### DATA SHOWN:
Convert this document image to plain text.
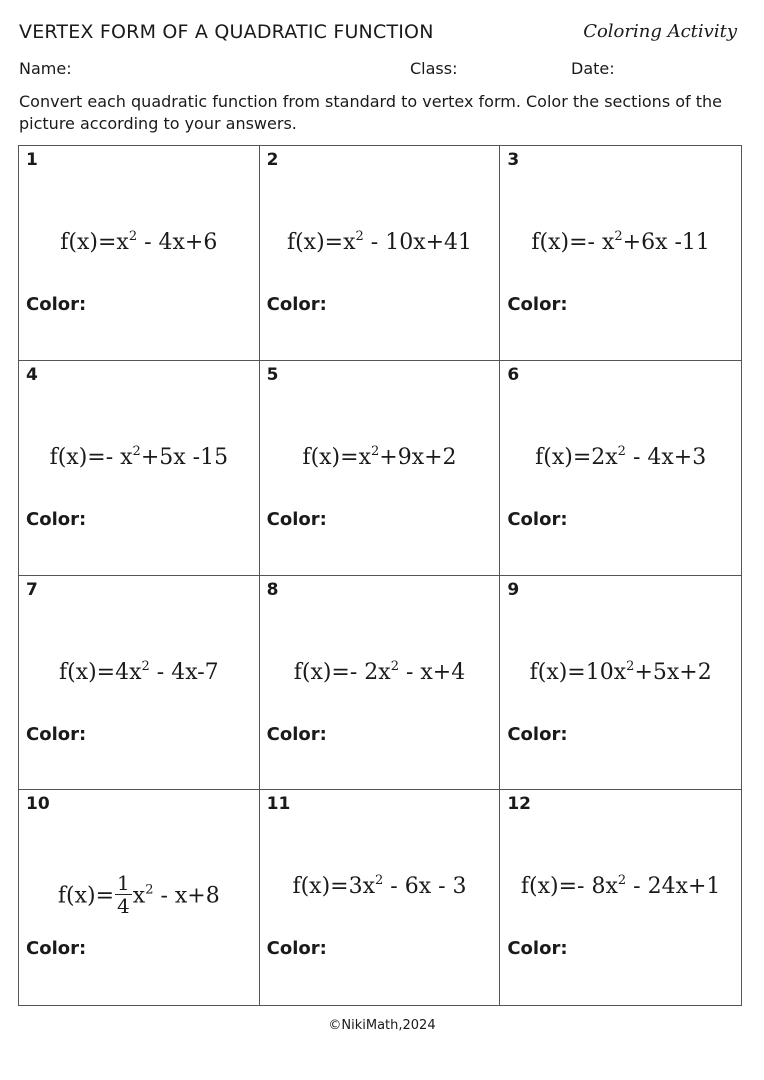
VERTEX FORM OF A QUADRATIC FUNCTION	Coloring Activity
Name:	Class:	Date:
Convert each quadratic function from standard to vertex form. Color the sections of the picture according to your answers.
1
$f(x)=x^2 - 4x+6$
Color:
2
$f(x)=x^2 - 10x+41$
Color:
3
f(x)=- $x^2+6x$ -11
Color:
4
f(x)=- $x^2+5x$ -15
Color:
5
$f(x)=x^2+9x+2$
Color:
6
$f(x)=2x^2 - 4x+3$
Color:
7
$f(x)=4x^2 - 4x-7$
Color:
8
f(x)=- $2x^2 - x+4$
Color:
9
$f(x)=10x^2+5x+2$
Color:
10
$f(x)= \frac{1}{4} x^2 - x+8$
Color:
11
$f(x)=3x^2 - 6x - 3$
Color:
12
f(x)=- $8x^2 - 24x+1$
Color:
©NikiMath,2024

==

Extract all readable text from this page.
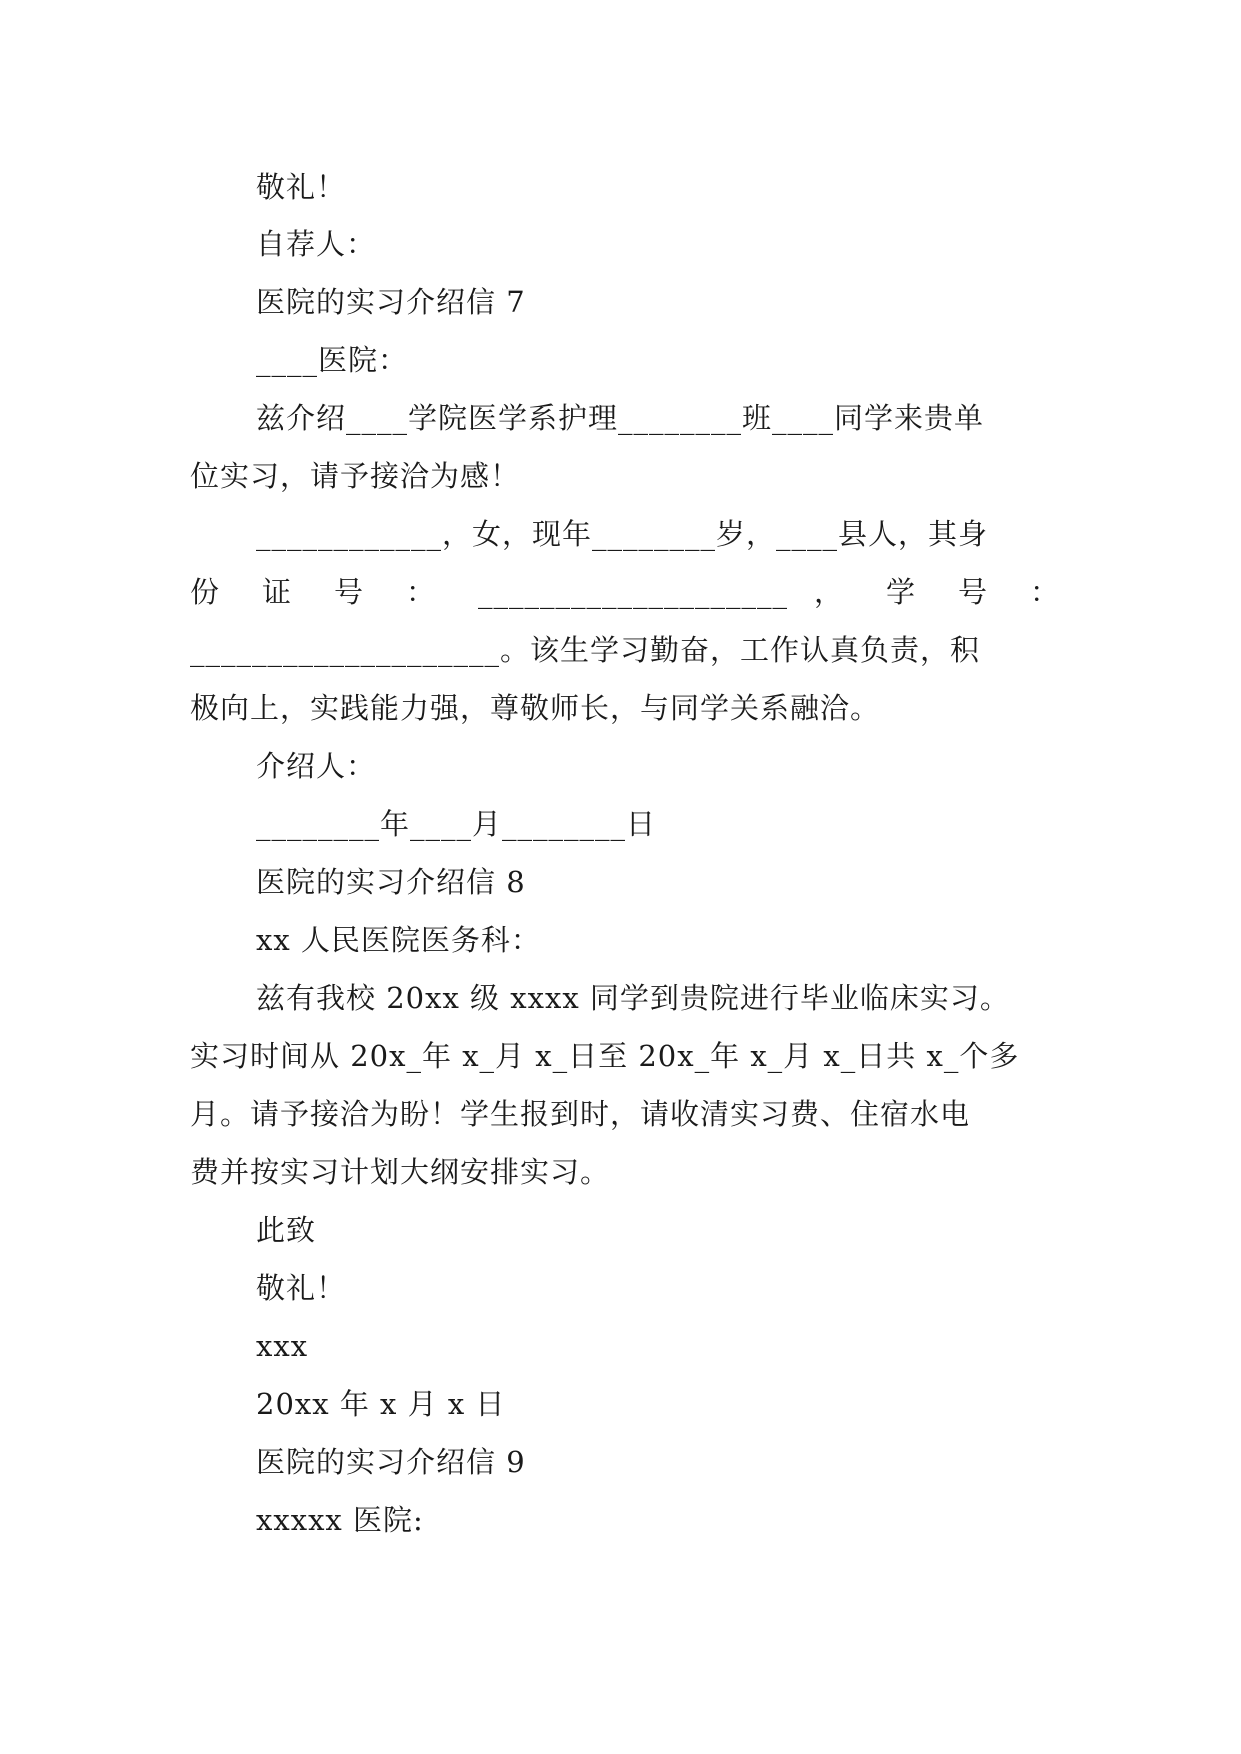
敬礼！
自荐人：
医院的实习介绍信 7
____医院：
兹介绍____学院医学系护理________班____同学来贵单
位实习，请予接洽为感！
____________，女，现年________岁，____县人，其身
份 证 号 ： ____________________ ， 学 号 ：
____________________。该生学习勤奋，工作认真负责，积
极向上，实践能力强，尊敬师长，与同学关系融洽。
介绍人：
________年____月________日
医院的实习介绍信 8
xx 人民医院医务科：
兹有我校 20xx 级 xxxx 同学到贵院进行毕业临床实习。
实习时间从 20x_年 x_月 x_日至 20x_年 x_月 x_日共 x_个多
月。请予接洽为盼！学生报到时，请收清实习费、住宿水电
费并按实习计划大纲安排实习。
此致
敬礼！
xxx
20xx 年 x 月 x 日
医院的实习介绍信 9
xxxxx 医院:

---

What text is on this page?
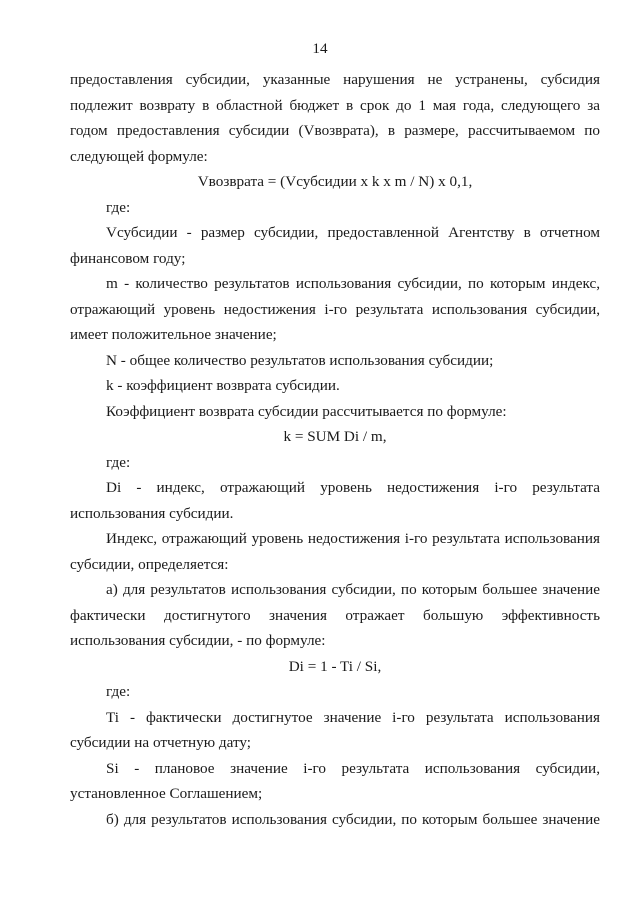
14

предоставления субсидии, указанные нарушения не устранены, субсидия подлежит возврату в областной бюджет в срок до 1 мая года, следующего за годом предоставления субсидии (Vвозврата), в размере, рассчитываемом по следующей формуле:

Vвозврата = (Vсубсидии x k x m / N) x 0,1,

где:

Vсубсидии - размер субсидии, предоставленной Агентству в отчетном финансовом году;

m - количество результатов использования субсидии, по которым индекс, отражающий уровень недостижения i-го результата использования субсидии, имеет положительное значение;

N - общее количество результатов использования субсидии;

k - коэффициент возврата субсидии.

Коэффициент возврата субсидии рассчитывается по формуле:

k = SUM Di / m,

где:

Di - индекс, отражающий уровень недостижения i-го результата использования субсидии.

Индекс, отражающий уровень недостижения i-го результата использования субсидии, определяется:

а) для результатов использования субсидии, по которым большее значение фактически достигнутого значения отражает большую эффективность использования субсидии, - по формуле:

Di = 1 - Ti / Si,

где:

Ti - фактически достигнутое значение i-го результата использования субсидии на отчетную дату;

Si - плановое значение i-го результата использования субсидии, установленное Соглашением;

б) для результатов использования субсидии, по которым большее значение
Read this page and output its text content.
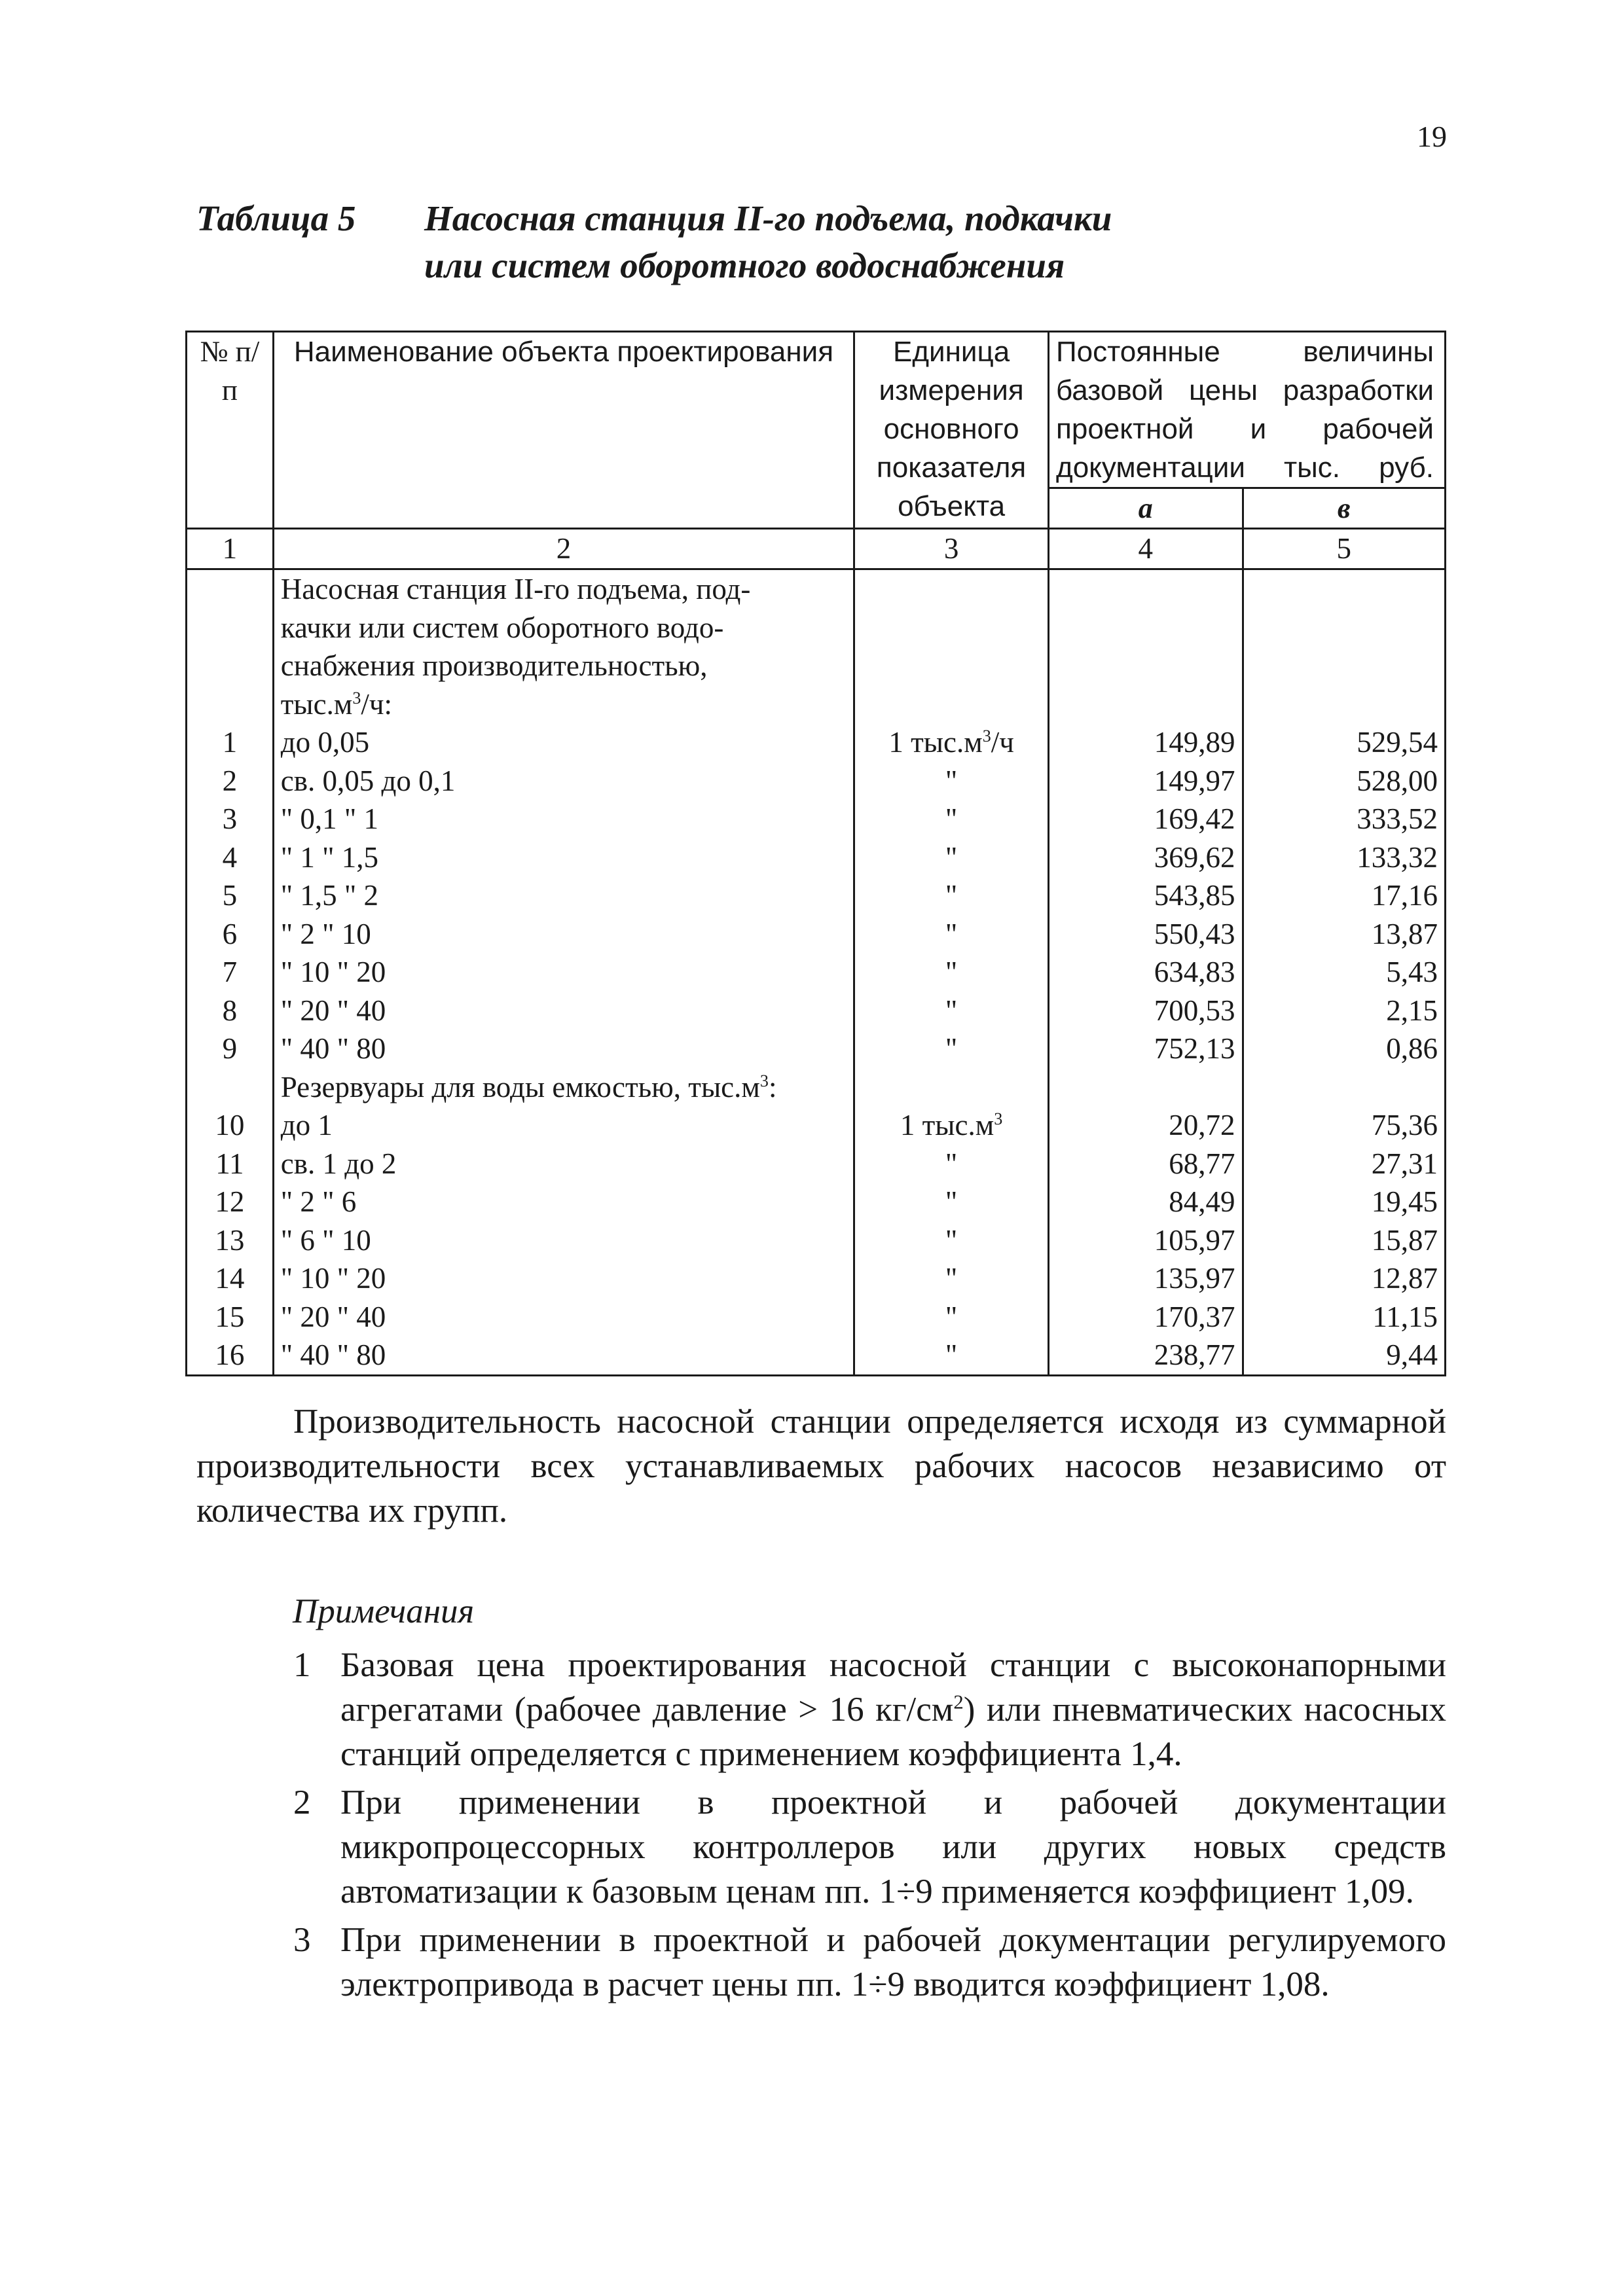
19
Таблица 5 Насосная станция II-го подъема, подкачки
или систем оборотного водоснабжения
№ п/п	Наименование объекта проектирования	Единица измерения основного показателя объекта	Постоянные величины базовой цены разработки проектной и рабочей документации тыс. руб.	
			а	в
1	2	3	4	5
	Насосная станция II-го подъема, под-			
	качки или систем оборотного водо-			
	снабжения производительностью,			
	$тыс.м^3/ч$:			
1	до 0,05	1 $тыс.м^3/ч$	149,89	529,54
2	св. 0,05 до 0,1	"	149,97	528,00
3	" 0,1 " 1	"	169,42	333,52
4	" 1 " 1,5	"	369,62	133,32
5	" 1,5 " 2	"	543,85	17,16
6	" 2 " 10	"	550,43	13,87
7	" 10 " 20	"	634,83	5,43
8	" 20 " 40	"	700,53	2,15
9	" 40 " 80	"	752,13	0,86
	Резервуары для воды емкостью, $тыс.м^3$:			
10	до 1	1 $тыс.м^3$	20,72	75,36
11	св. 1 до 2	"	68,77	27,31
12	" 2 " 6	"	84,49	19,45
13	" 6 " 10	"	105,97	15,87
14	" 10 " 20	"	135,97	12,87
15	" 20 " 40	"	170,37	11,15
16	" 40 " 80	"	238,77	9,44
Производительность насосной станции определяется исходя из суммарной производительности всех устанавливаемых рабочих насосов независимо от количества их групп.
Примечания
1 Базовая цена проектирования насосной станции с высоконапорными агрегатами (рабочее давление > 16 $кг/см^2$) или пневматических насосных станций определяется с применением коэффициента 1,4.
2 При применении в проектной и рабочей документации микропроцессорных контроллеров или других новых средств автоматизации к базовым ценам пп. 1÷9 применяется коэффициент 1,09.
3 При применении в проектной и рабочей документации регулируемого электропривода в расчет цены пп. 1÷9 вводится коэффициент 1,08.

### TASK TO CARRY OUT:
From the entries above, list each line with "результатов" in it.

### WRITTEN RESPONSE:
m - количество результатов использования субсидии, по которым индекс, отражающий уровень недостижения i-го результата использования субсидии, имеет положительное значение;
N - общее количество результатов использования субсидии;
а) для результатов использования субсидии, по которым большее значение фактически достигнутого значения отражает большую эффективность использования субсидии, - по формуле:
б) для результатов использования субсидии, по которым большее значение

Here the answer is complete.